Source data:
-.-.-

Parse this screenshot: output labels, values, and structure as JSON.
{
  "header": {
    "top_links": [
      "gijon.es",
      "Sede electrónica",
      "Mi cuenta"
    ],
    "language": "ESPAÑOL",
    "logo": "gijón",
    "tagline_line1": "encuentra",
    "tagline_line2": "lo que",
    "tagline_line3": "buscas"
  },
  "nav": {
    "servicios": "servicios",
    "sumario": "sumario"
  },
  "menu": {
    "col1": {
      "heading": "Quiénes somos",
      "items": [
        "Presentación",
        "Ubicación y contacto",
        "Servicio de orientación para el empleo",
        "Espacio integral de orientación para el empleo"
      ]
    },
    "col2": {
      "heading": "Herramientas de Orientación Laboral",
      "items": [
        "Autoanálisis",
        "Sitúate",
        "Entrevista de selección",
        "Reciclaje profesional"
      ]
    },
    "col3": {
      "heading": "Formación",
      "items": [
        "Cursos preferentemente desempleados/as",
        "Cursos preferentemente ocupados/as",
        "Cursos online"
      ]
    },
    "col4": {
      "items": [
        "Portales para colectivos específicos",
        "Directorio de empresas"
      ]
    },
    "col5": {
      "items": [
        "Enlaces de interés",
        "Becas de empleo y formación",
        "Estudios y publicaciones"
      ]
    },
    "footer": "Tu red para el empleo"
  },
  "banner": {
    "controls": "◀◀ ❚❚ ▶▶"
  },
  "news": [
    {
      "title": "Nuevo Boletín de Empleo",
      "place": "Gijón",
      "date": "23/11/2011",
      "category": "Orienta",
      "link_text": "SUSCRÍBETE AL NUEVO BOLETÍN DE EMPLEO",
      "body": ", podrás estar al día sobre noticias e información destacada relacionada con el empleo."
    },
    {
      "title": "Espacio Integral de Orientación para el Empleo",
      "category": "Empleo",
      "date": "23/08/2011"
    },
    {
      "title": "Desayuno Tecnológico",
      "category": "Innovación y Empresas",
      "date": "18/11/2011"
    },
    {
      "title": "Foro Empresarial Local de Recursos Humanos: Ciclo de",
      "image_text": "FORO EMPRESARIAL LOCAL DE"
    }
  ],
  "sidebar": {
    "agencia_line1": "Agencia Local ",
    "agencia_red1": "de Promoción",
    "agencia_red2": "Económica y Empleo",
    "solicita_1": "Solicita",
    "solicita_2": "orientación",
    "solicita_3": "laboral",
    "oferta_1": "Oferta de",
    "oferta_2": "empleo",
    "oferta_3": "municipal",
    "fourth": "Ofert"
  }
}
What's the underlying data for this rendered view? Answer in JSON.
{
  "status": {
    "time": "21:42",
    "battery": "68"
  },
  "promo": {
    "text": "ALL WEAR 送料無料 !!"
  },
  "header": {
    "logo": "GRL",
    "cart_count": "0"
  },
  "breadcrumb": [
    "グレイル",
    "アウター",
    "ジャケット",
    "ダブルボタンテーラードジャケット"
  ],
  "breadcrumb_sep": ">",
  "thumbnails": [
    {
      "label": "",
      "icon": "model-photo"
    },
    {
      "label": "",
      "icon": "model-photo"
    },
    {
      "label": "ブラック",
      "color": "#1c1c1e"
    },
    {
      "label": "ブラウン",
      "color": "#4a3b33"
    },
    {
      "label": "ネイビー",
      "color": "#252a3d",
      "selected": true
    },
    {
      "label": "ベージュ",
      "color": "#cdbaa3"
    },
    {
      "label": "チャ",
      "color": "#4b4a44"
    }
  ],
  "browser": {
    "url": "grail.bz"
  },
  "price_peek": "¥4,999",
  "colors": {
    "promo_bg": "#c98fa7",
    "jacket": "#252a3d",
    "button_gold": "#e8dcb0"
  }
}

-.-.-

● EXERCISE BRIEF:
All entries must be repeated verbatim.

● OUTPUT FOR THIS TASK:
Parse this screenshot: output labels, values, and structure as JSON.
{
  "header": {
    "top_links": [
      "gijon.es",
      "Sede electrónica",
      "Mi cuenta"
    ],
    "language": "ESPAÑOL",
    "logo": "gijón",
    "tagline_line1": "encuentra",
    "tagline_line2": "lo que",
    "tagline_line3": "buscas"
  },
  "nav": {
    "servicios": "servicios",
    "sumario": "sumario"
  },
  "menu": {
    "col1": {
      "heading": "Quiénes somos",
      "items": [
        "Presentación",
        "Ubicación y contacto",
        "Servicio de orientación para el empleo",
        "Espacio integral de orientación para el empleo"
      ]
    },
    "col2": {
      "heading": "Herramientas de Orientación Laboral",
      "items": [
        "Autoanálisis",
        "Sitúate",
        "Entrevista de selección",
        "Reciclaje profesional"
      ]
    },
    "col3": {
      "heading": "Formación",
      "items": [
        "Cursos preferentemente desempleados/as",
        "Cursos preferentemente ocupados/as",
        "Cursos online"
      ]
    },
    "col4": {
      "items": [
        "Portales para colectivos específicos",
        "Directorio de empresas"
      ]
    },
    "col5": {
      "items": [
        "Enlaces de interés",
        "Becas de empleo y formación",
        "Estudios y publicaciones"
      ]
    },
    "footer": "Tu red para el empleo"
  },
  "banner": {
    "controls": "◀◀ ❚❚ ▶▶"
  },
  "news": [
    {
      "title": "Nuevo Boletín de Empleo",
      "place": "Gijón",
      "date": "23/11/2011",
      "category": "Orienta",
      "link_text": "SUSCRÍBETE AL NUEVO BOLETÍN DE EMPLEO",
      "body": ", podrás estar al día sobre noticias e información destacada relacionada con el empleo."
    },
    {
      "title": "Espacio Integral de Orientación para el Empleo",
      "category": "Empleo",
      "date": "23/08/2011"
    },
    {
      "title": "Desayuno Tecnológico",
      "category": "Innovación y Empresas",
      "date": "18/11/2011"
    },
    {
      "title": "Foro Empresarial Local de Recursos Humanos: Ciclo de",
      "image_text": "FORO EMPRESARIAL LOCAL DE"
    }
  ],
  "sidebar": {
    "agencia_line1": "Agencia Local ",
    "agencia_red1": "de Promoción",
    "agencia_red2": "Económica y Empleo",
    "solicita_1": "Solicita",
    "solicita_2": "orientación",
    "solicita_3": "laboral",
    "oferta_1": "Oferta de",
    "oferta_2": "empleo",
    "oferta_3": "municipal",
    "fourth": "Ofert"
  }
}
What's the underlying data for this rendered view? Answer in JSON.
{
  "status": {
    "time": "21:42",
    "battery": "68"
  },
  "promo": {
    "text": "ALL WEAR 送料無料 !!"
  },
  "header": {
    "logo": "GRL",
    "cart_count": "0"
  },
  "breadcrumb": [
    "グレイル",
    "アウター",
    "ジャケット",
    "ダブルボタンテーラードジャケット"
  ],
  "breadcrumb_sep": ">",
  "thumbnails": [
    {
      "label": "",
      "icon": "model-photo"
    },
    {
      "label": "",
      "icon": "model-photo"
    },
    {
      "label": "ブラック",
      "color": "#1c1c1e"
    },
    {
      "label": "ブラウン",
      "color": "#4a3b33"
    },
    {
      "label": "ネイビー",
      "color": "#252a3d",
      "selected": true
    },
    {
      "label": "ベージュ",
      "color": "#cdbaa3"
    },
    {
      "label": "チャ",
      "color": "#4b4a44"
    }
  ],
  "browser": {
    "url": "grail.bz"
  },
  "price_peek": "¥4,999",
  "colors": {
    "promo_bg": "#c98fa7",
    "jacket": "#252a3d",
    "button_gold": "#e8dcb0"
  }
}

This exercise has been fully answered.